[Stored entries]
** Begin **
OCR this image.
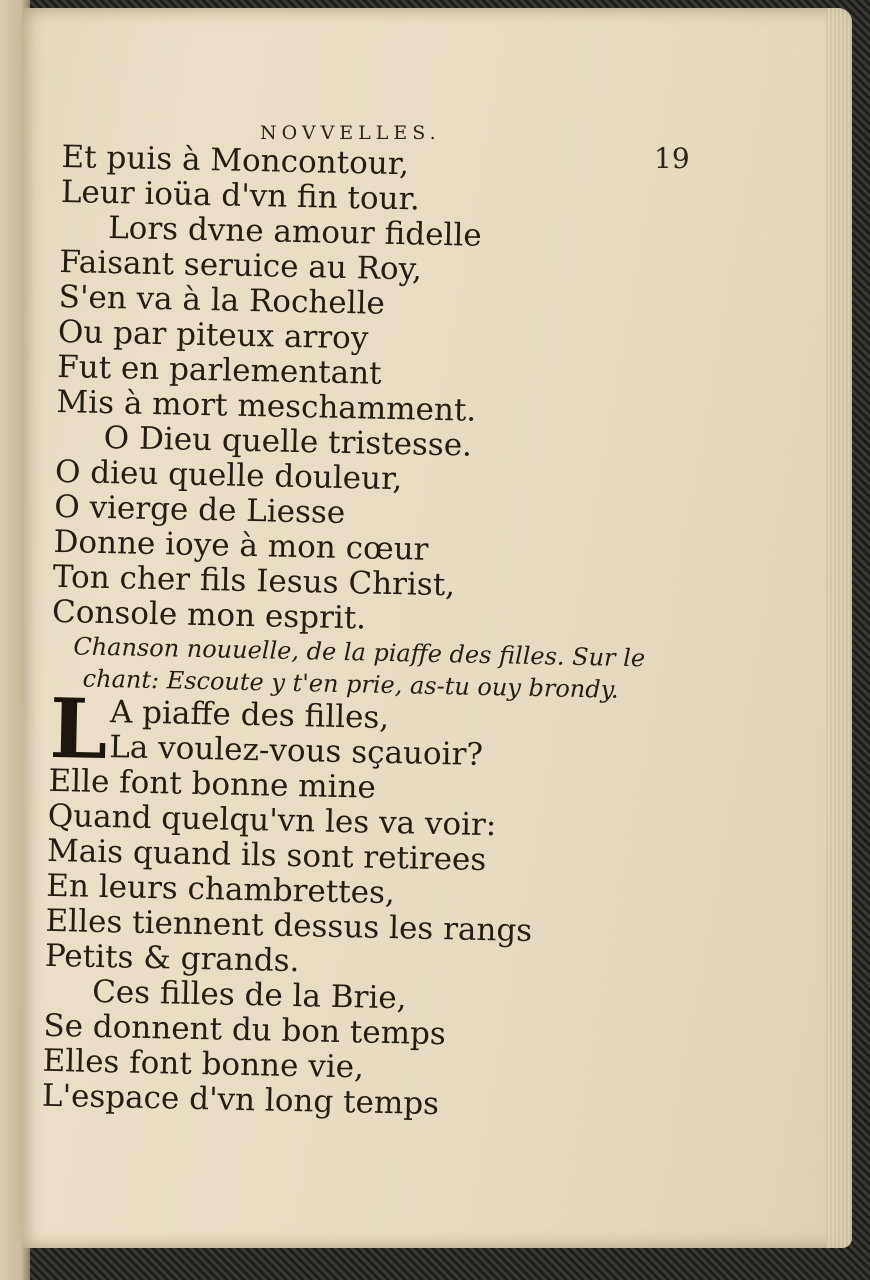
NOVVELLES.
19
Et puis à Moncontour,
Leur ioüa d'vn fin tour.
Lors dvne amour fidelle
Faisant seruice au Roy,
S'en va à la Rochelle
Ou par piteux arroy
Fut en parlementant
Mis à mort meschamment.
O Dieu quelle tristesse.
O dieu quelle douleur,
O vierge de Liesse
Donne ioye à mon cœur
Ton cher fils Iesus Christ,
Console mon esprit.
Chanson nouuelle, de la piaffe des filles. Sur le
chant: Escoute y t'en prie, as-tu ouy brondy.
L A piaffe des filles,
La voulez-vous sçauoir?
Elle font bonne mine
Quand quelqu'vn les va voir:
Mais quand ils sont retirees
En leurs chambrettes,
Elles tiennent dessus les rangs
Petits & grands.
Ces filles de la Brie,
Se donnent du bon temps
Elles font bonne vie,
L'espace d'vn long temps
** End **
Say, as a bare number, how many lines in the entries above include the string "quelle".

2